The task
Reproduce the entire listing word for word.

The data
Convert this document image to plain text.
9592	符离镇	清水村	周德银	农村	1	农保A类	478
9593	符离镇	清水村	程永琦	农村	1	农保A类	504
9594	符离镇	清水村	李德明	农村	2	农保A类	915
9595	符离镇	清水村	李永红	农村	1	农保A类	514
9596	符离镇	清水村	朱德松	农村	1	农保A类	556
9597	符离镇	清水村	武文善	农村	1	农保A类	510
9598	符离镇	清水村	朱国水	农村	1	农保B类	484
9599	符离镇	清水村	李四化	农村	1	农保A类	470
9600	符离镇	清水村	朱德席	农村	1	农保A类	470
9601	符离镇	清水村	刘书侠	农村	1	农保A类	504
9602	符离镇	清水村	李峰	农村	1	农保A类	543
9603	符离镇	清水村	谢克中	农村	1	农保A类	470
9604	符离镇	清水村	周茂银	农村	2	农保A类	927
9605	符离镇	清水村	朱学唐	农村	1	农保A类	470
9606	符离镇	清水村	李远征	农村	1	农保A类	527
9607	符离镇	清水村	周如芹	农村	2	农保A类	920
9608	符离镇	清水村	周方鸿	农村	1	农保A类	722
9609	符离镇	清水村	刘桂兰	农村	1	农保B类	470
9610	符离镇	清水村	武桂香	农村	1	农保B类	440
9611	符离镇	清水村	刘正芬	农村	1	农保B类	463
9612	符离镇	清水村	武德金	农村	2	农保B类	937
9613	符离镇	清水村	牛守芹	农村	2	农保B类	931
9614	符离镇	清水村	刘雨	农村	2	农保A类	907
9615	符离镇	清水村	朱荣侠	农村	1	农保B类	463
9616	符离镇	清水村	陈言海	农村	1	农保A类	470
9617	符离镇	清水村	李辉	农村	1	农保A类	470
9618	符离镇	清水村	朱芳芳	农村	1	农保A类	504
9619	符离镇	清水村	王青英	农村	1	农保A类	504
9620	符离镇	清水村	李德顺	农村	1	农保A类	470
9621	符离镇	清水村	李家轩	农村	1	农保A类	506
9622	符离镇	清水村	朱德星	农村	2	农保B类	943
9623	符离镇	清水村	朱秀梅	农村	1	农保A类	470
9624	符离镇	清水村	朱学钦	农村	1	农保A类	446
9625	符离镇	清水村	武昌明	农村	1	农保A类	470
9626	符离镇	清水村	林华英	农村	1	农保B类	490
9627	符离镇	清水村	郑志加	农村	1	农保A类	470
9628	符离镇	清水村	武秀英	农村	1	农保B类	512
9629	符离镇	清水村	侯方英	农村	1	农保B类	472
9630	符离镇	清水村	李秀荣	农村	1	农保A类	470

Worked solution
Convert this document image to plain text.
9592	符离镇	清水村	周德银	农村	1	农保A类	478
9593	符离镇	清水村	程永琦	农村	1	农保A类	504
9594	符离镇	清水村	李德明	农村	2	农保A类	915
9595	符离镇	清水村	李永红	农村	1	农保A类	514
9596	符离镇	清水村	朱德松	农村	1	农保A类	556
9597	符离镇	清水村	武文善	农村	1	农保A类	510
9598	符离镇	清水村	朱国水	农村	1	农保B类	484
9599	符离镇	清水村	李四化	农村	1	农保A类	470
9600	符离镇	清水村	朱德席	农村	1	农保A类	470
9601	符离镇	清水村	刘书侠	农村	1	农保A类	504
9602	符离镇	清水村	李峰	农村	1	农保A类	543
9603	符离镇	清水村	谢克中	农村	1	农保A类	470
9604	符离镇	清水村	周茂银	农村	2	农保A类	927
9605	符离镇	清水村	朱学唐	农村	1	农保A类	470
9606	符离镇	清水村	李远征	农村	1	农保A类	527
9607	符离镇	清水村	周如芹	农村	2	农保A类	920
9608	符离镇	清水村	周方鸿	农村	1	农保A类	722
9609	符离镇	清水村	刘桂兰	农村	1	农保B类	470
9610	符离镇	清水村	武桂香	农村	1	农保B类	440
9611	符离镇	清水村	刘正芬	农村	1	农保B类	463
9612	符离镇	清水村	武德金	农村	2	农保B类	937
9613	符离镇	清水村	牛守芹	农村	2	农保B类	931
9614	符离镇	清水村	刘雨	农村	2	农保A类	907
9615	符离镇	清水村	朱荣侠	农村	1	农保B类	463
9616	符离镇	清水村	陈言海	农村	1	农保A类	470
9617	符离镇	清水村	李辉	农村	1	农保A类	470
9618	符离镇	清水村	朱芳芳	农村	1	农保A类	504
9619	符离镇	清水村	王青英	农村	1	农保A类	504
9620	符离镇	清水村	李德顺	农村	1	农保A类	470
9621	符离镇	清水村	李家轩	农村	1	农保A类	506
9622	符离镇	清水村	朱德星	农村	2	农保B类	943
9623	符离镇	清水村	朱秀梅	农村	1	农保A类	470
9624	符离镇	清水村	朱学钦	农村	1	农保A类	446
9625	符离镇	清水村	武昌明	农村	1	农保A类	470
9626	符离镇	清水村	林华英	农村	1	农保B类	490
9627	符离镇	清水村	郑志加	农村	1	农保A类	470
9628	符离镇	清水村	武秀英	农村	1	农保B类	512
9629	符离镇	清水村	侯方英	农村	1	农保B类	472
9630	符离镇	清水村	李秀荣	农村	1	农保A类	470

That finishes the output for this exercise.